## Direction
Quote the following lines word for word, without changing anything.

>> START Extracted information

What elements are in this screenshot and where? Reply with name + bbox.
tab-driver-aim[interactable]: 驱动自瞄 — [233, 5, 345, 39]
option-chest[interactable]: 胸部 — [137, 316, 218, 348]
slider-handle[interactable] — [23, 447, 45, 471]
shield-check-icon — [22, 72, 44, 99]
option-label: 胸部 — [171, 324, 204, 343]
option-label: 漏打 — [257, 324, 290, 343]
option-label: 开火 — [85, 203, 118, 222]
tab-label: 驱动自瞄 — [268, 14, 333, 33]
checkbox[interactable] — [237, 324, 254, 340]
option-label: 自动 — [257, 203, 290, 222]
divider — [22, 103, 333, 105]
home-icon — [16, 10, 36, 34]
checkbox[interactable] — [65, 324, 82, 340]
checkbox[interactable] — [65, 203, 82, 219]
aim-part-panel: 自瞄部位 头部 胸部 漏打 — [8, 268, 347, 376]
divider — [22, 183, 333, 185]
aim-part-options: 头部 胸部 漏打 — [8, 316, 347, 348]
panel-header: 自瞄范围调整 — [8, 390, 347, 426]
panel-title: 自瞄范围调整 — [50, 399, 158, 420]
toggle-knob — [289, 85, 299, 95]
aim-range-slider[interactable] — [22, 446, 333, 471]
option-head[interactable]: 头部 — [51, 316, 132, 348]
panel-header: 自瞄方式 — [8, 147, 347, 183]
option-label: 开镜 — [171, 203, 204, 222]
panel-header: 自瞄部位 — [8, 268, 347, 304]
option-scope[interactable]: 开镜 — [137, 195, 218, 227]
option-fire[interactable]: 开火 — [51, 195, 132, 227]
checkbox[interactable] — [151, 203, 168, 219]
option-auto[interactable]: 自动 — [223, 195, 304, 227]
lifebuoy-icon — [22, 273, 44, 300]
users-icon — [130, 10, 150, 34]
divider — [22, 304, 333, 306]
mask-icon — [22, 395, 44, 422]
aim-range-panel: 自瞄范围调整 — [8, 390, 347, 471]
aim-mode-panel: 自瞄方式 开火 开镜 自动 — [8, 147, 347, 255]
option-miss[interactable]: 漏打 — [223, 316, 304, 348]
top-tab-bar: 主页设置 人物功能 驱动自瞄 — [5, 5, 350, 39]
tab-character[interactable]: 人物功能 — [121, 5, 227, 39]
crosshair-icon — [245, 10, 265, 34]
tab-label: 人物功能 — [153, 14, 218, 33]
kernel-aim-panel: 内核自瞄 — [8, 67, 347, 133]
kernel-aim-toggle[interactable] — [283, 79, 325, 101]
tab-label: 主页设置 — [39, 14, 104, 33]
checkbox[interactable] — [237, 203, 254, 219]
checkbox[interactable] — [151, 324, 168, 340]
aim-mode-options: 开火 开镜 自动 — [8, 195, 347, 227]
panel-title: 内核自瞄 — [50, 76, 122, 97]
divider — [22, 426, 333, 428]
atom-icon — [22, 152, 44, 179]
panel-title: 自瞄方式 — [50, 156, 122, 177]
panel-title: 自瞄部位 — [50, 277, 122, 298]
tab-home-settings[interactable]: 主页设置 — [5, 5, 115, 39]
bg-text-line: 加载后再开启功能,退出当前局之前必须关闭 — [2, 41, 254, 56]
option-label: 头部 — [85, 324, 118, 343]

>> END Extracted information

## Reply
What elements are in this screenshot and where? Reply with name + bbox.
tab-driver-aim[interactable]: 驱动自瞄 — [233, 5, 345, 39]
option-chest[interactable]: 胸部 — [137, 316, 218, 348]
slider-handle[interactable] — [23, 447, 45, 471]
shield-check-icon — [22, 72, 44, 99]
option-label: 胸部 — [171, 324, 204, 343]
option-label: 漏打 — [257, 324, 290, 343]
option-label: 开火 — [85, 203, 118, 222]
tab-label: 驱动自瞄 — [268, 14, 333, 33]
checkbox[interactable] — [237, 324, 254, 340]
option-label: 自动 — [257, 203, 290, 222]
divider — [22, 103, 333, 105]
home-icon — [16, 10, 36, 34]
checkbox[interactable] — [65, 324, 82, 340]
checkbox[interactable] — [65, 203, 82, 219]
aim-part-panel: 自瞄部位 头部 胸部 漏打 — [8, 268, 347, 376]
divider — [22, 183, 333, 185]
aim-part-options: 头部 胸部 漏打 — [8, 316, 347, 348]
panel-header: 自瞄范围调整 — [8, 390, 347, 426]
panel-title: 自瞄范围调整 — [50, 399, 158, 420]
toggle-knob — [289, 85, 299, 95]
aim-range-slider[interactable] — [22, 446, 333, 471]
option-head[interactable]: 头部 — [51, 316, 132, 348]
panel-header: 自瞄方式 — [8, 147, 347, 183]
option-label: 开镜 — [171, 203, 204, 222]
panel-header: 自瞄部位 — [8, 268, 347, 304]
option-scope[interactable]: 开镜 — [137, 195, 218, 227]
option-fire[interactable]: 开火 — [51, 195, 132, 227]
checkbox[interactable] — [151, 203, 168, 219]
option-auto[interactable]: 自动 — [223, 195, 304, 227]
lifebuoy-icon — [22, 273, 44, 300]
users-icon — [130, 10, 150, 34]
divider — [22, 304, 333, 306]
mask-icon — [22, 395, 44, 422]
aim-range-panel: 自瞄范围调整 — [8, 390, 347, 471]
aim-mode-panel: 自瞄方式 开火 开镜 自动 — [8, 147, 347, 255]
option-miss[interactable]: 漏打 — [223, 316, 304, 348]
top-tab-bar: 主页设置 人物功能 驱动自瞄 — [5, 5, 350, 39]
tab-character[interactable]: 人物功能 — [121, 5, 227, 39]
crosshair-icon — [245, 10, 265, 34]
tab-label: 人物功能 — [153, 14, 218, 33]
kernel-aim-panel: 内核自瞄 — [8, 67, 347, 133]
kernel-aim-toggle[interactable] — [283, 79, 325, 101]
tab-label: 主页设置 — [39, 14, 104, 33]
checkbox[interactable] — [237, 203, 254, 219]
checkbox[interactable] — [151, 324, 168, 340]
aim-mode-options: 开火 开镜 自动 — [8, 195, 347, 227]
panel-title: 内核自瞄 — [50, 76, 122, 97]
divider — [22, 426, 333, 428]
atom-icon — [22, 152, 44, 179]
panel-title: 自瞄方式 — [50, 156, 122, 177]
panel-title: 自瞄部位 — [50, 277, 122, 298]
tab-home-settings[interactable]: 主页设置 — [5, 5, 115, 39]
bg-text-line: 加载后再开启功能,退出当前局之前必须关闭 — [2, 41, 254, 56]
option-label: 头部 — [85, 324, 118, 343]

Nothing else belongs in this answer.